- **Aim**:
Exactly as they appear, output all of the entries.

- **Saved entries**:

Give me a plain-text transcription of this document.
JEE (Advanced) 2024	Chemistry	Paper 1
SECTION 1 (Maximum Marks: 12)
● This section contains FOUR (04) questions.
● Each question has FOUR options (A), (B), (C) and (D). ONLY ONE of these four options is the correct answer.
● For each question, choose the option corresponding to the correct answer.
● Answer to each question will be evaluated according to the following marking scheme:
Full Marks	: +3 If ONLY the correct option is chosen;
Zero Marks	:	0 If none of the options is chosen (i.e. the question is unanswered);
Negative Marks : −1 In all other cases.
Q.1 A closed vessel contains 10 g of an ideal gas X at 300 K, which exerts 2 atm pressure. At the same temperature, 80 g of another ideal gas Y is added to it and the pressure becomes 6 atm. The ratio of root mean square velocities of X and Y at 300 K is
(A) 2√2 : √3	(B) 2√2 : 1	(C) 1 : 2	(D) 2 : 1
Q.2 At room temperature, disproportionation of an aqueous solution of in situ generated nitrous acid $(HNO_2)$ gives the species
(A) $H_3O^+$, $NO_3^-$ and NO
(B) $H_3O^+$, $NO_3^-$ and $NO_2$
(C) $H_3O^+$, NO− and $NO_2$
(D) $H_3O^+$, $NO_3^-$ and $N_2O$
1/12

- **Result of this task**:
Give me a plain-text transcription of this document.
JEE (Advanced) 2024	Chemistry	Paper 1
SECTION 1 (Maximum Marks: 12)
● This section contains FOUR (04) questions.
● Each question has FOUR options (A), (B), (C) and (D). ONLY ONE of these four options is the correct answer.
● For each question, choose the option corresponding to the correct answer.
● Answer to each question will be evaluated according to the following marking scheme:
Full Marks	: +3 If ONLY the correct option is chosen;
Zero Marks	:	0 If none of the options is chosen (i.e. the question is unanswered);
Negative Marks : −1 In all other cases.
Q.1 A closed vessel contains 10 g of an ideal gas X at 300 K, which exerts 2 atm pressure. At the same temperature, 80 g of another ideal gas Y is added to it and the pressure becomes 6 atm. The ratio of root mean square velocities of X and Y at 300 K is
(A) 2√2 : √3	(B) 2√2 : 1	(C) 1 : 2	(D) 2 : 1
Q.2 At room temperature, disproportionation of an aqueous solution of in situ generated nitrous acid $(HNO_2)$ gives the species
(A) $H_3O^+$, $NO_3^-$ and NO
(B) $H_3O^+$, $NO_3^-$ and $NO_2$
(C) $H_3O^+$, NO− and $NO_2$
(D) $H_3O^+$, $NO_3^-$ and $N_2O$
1/12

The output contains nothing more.